Si la deuxième manière, séparée de la première par un monde, celui de l’expression, se laisse à peine deviner dans le largo de l’op. 10, le passage de cette seconde époque là la troisième est bien plus tranché encore. Il n’y a presque plus rien de commun, comme esprit, entre les sonates op. 101 et 102, qui ouvrent cette dernière période et les œuvres similaires, même avancées, de la précédente, l’op. 81 et 90, par exemple. Seule, une inspiration de tendre et absolue beauté, témoignage ému de sympathie pour une grande douleur : le Chant élégiaque pour quatre voix et instruments à cordes, sur la mort de la baronne Pasqualati, fait déjà pressentir les religieuses effusions de la Messe en ré.

§ Données fournies:
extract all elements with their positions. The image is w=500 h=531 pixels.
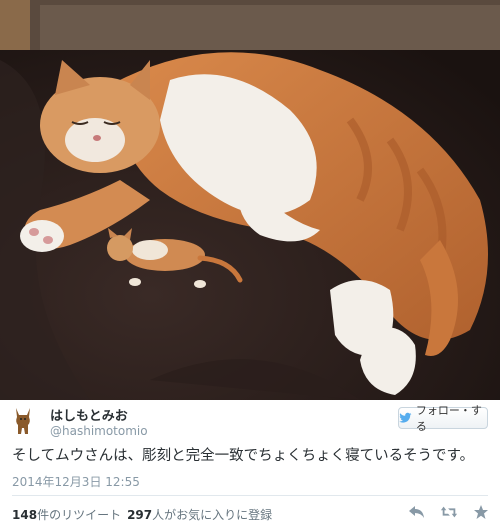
reply-icon[interactable]: [408, 504, 426, 520]
favorite-count[interactable]: 297: [127, 508, 152, 522]
tweet-stats: 148件のリツイート 297人がお気に入りに登録: [12, 506, 272, 523]
tweet-actions: [408, 504, 490, 520]
screen-name[interactable]: @hashimotomio: [50, 424, 148, 438]
retweet-count[interactable]: 148: [12, 508, 37, 522]
retweet-label[interactable]: 件のリツイート: [37, 508, 121, 522]
avatar[interactable]: [12, 406, 34, 436]
divider: [12, 495, 488, 496]
follow-label: フォロー・する: [415, 404, 482, 433]
tweet-text: そしてムウさんは、彫刻と完全一致でちょくちょく寝ているそうです。: [12, 448, 475, 464]
favorite-label[interactable]: 人がお気に入りに登録: [152, 508, 272, 522]
tweet-header: はしもとみお @hashimotomio フォロー・する: [12, 404, 488, 442]
follow-button[interactable]: フォロー・する: [398, 404, 488, 433]
star-icon[interactable]: [472, 504, 490, 520]
retweet-icon[interactable]: [440, 504, 458, 520]
cat-photo-illustration: [0, 0, 500, 400]
twitter-bird-icon: [399, 412, 412, 423]
tweet-photo[interactable]: [0, 0, 500, 400]
display-name[interactable]: はしもとみお: [50, 405, 128, 424]
tweet-date[interactable]: 2014年12月3日 12:55: [12, 473, 140, 490]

§ Consignes:
1/ Relevez tous les numéros d'opus mentionnés dans l'extrait.
2/ Reprenez l'extrait sur les trois époques de l'œuvre à la suite de sa dernière phrase et poursuivez-le de quelques phrases.

§ Corrigé:
1/ op. 10, op. 101, op. 102, op. 81, op. 90

2/
Qu’y a-t-il donc de modifié dans l’état d’esprit de Beethoven pour que sa production artistique devienne tout à coup, dès 1815, aussi différente de ce qu’elle était en 1814 ? À quel événement attribuer ce changement soudain ? — En vain tenterait-on de rattacher ce nouveau style à une cause extérieure quelconque. La source de l’évolution qui nous occupe ne doit être recherchée que dans l’âme du poète ; c’est de son cœur qu’elle jaillit pour aller abreuver d’ondes vivifiantes tous les cœurs assoiffés d’idéal. Nous n’assistons plus, comme dans la deuxième époque, à une extériorisation de sentiments, mais, au contraire, au travail tout intérieur d’une pensée de génie sur elle-même, dans une âme fermée aux bruits et aux agitations du dehors.

C’est pourquoi nous avons nommé ces douze dernières années de la vie du héros, période de réflexion.